Collect each line holding the string "الأبيات".

— Start DATASET RECORDS —

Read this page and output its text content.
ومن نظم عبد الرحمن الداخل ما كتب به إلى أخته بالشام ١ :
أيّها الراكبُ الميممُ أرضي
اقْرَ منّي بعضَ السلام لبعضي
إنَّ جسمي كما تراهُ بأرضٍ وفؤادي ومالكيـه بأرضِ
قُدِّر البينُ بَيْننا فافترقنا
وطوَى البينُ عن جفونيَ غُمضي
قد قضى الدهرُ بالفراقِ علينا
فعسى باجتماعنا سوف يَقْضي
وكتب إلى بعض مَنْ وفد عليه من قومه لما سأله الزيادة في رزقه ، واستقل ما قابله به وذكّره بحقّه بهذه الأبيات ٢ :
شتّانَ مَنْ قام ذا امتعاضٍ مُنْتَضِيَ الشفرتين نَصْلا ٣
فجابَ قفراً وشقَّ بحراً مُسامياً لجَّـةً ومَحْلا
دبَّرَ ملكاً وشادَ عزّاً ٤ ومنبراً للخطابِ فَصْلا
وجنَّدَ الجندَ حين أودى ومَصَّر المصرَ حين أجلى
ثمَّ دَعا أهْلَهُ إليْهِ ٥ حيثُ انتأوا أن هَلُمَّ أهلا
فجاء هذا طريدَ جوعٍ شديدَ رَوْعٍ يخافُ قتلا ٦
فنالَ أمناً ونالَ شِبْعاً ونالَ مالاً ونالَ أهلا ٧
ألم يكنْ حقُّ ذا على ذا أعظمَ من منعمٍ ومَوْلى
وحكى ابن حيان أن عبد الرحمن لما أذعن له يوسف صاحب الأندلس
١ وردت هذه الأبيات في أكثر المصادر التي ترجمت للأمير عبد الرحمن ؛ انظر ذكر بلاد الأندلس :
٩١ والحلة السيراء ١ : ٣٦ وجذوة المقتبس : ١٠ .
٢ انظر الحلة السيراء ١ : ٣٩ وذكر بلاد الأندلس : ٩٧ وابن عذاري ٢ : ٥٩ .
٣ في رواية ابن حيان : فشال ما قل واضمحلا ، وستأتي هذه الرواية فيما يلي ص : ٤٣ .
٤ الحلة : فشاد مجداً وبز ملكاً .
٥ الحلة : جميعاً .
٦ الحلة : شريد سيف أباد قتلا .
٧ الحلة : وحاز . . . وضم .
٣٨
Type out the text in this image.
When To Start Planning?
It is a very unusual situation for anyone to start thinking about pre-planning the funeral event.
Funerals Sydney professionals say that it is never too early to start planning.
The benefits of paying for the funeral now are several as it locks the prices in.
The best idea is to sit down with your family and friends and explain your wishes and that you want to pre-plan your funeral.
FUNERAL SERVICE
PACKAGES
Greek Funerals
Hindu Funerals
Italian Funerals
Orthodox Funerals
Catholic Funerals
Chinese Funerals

— End DATASET RECORDS —

*OUTPUT OF THE TASK:*
وكتب إلى بعض مَنْ وفد عليه من قومه لما سأله الزيادة في رزقه ، واستقل ما قابله به وذكّره بحقّه بهذه الأبيات ٢ :
١ وردت هذه الأبيات في أكثر المصادر التي ترجمت للأمير عبد الرحمن ؛ انظر ذكر بلاد الأندلس :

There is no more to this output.